Le froid québécois est une réalité qu'on ne peut clairement expliquer à quelqu'un qui n'a jamais mis les pieds dans la gadoue. C'est aussi vain que de parler les babines bien gelées. J'ai donc une pensée pour tous les Syriens qui débarquent dans ce blanc pays pendant que battent les tempêtes de neige, que pétaradent les souffleuses et que grondent les grosses grattes grises. Je comprends très bien l'urgence d'agir dans ce projet, mais le choc thermique risque d'être foudroyant pour ces gens.

J'ai vu, par le passé, des étudiants venus des tropiques perdre totalement la carte parce qu'ils sont passés directement de la savane à la banquise. Je pense entre autres à mon ami guinéen incapable de rester debout sur la chaussée glacée de la rue Blais, à Rimouski, et qui avait décidé de descendre la pente à quatre pattes. Il maudissait le verglas en disant qu'il fallait avoir des griffes de léopard pour s'y agripper.

Ce spectacle, qui avait fait rire les automobilistes, est aussi la preuve que l'immigration est une seconde naissance. J'ajouterais même qu'il faut parfois des parents adoptifs pour accompagner nos premiers pas. Je lève donc mon casque de poil à toutes ces familles qui ont trouvé tuques, mitaines et manteaux chauds pour accommoder les premiers pas de ces réfugiés dans la froidure de leur nouveau pays.

=== Données du corpus ===
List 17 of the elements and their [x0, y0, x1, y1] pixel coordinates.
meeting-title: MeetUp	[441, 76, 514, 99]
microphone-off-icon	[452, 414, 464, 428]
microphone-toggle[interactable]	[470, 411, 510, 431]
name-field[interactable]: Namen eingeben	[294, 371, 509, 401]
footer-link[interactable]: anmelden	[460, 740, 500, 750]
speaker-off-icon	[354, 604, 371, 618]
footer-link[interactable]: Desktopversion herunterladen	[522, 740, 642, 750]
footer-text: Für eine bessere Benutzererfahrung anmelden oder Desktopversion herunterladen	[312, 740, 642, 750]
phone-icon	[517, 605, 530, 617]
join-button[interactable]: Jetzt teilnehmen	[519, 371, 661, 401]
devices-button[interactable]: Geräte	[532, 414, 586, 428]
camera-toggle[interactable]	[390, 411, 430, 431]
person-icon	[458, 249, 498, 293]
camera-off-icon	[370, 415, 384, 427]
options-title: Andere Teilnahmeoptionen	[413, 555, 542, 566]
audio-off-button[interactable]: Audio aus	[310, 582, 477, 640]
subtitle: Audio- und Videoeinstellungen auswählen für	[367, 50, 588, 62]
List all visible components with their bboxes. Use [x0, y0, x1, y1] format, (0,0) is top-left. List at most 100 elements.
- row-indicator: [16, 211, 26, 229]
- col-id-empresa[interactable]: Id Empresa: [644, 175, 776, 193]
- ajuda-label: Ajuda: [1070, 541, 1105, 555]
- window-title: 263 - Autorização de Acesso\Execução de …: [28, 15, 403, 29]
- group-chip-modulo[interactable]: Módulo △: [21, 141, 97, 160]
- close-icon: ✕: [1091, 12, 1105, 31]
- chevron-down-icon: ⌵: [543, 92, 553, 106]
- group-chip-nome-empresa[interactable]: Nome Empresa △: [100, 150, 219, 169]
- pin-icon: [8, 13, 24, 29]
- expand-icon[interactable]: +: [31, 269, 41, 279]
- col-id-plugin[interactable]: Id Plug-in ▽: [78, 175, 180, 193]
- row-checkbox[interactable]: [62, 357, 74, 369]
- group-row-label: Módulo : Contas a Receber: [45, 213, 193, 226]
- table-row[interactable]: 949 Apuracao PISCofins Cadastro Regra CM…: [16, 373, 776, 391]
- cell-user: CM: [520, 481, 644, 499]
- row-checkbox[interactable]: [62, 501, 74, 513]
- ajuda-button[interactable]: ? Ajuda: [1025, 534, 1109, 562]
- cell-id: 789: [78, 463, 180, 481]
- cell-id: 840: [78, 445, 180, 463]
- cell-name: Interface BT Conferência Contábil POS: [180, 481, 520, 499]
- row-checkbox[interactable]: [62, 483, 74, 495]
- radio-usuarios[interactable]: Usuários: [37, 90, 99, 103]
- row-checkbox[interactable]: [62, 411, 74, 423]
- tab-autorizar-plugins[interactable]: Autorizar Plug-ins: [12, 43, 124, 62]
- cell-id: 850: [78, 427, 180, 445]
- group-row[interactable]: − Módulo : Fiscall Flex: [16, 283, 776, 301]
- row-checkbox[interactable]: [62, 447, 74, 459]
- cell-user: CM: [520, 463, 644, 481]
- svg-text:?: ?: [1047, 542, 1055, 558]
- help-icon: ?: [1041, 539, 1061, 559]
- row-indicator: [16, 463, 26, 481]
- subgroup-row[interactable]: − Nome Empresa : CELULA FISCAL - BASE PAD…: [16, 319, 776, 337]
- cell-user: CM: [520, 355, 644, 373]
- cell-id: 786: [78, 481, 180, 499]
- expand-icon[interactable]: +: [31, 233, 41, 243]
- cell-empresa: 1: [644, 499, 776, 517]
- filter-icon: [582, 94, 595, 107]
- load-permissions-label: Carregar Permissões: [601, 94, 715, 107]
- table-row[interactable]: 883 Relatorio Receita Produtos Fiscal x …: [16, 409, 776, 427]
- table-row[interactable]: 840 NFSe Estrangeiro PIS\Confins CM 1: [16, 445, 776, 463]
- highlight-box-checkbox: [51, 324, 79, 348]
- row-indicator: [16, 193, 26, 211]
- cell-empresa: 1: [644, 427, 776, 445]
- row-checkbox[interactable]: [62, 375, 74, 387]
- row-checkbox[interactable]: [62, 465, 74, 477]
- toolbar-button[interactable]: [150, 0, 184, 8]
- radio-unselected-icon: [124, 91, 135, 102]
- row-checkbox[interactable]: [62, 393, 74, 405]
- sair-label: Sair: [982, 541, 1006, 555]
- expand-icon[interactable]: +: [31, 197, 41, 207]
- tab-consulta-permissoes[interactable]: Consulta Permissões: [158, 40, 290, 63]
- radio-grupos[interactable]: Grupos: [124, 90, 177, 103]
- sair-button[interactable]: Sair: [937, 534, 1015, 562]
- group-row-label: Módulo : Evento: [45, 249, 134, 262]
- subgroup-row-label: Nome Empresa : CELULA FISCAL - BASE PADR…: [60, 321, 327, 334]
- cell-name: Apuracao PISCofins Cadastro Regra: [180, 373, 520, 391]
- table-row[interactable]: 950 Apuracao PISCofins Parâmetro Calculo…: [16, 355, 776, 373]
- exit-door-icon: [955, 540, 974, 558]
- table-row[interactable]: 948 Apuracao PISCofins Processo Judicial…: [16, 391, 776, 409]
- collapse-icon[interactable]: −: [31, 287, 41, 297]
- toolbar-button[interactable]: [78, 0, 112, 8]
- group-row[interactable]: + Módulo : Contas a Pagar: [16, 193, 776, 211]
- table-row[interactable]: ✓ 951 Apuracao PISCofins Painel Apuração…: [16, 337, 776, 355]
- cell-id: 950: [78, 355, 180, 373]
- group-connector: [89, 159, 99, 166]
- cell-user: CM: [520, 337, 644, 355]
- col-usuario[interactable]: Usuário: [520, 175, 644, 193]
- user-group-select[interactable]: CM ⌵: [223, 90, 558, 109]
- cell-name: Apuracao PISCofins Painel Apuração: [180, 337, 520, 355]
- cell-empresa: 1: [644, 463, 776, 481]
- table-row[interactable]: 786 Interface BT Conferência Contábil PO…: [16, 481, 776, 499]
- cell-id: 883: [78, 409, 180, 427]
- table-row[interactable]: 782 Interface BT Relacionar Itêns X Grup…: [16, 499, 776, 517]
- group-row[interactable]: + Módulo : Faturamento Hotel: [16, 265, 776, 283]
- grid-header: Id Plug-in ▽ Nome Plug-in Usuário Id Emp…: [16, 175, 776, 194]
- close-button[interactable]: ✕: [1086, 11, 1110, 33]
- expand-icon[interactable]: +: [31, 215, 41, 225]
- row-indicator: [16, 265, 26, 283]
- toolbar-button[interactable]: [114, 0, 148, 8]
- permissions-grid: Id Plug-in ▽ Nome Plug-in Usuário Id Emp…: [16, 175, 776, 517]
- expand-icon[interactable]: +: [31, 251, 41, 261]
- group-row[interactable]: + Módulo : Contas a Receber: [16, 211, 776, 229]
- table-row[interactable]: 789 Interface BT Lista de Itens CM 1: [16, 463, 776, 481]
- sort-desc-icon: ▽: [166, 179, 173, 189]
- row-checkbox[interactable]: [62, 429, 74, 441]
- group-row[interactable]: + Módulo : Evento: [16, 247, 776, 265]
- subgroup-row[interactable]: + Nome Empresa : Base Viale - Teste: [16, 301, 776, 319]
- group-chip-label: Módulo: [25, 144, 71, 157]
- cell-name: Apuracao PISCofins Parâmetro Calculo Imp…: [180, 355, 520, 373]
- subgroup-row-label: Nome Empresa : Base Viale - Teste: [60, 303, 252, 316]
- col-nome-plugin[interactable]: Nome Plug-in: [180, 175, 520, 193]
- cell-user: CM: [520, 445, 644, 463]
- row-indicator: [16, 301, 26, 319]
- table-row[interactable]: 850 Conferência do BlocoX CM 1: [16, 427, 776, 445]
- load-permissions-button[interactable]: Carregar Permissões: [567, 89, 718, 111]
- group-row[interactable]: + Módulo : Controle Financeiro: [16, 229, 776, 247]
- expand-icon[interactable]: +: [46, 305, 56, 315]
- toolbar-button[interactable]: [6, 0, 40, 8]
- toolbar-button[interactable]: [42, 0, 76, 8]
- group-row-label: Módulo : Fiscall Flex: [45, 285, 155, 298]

=== Travail demandé ===
a) Dans le texte sur le froid québécois, sur quelle rue l'ami guinéen était-il incapable de rester debout ?
b) Recopiez fidèlement le passage du texte sur le froid québécois qui s'ouvre sur les mots « J'ai vu, par » et se termine par « leur nouveau pays. ».
Ce matériel provient d'une source distincte de celle du texte.

=== Réponses rédigées ===
a) Sur la rue Blais, à Rimouski.

b)
J'ai vu, par le passé, des étudiants venus des tropiques perdre totalement la carte parce qu'ils sont passés directement de la savane à la banquise. Je pense entre autres à mon ami guinéen incapable de rester debout sur la chaussée glacée de la rue Blais, à Rimouski, et qui avait décidé de descendre la pente à quatre pattes. Il maudissait le verglas en disant qu'il fallait avoir des griffes de léopard pour s'y agripper.

Ce spectacle, qui avait fait rire les automobilistes, est aussi la preuve que l'immigration est une seconde naissance. J'ajouterais même qu'il faut parfois des parents adoptifs pour accompagner nos premiers pas. Je lève donc mon casque de poil à toutes ces familles qui ont trouvé tuques, mitaines et manteaux chauds pour accommoder les premiers pas de ces réfugiés dans la froidure de leur nouveau pays.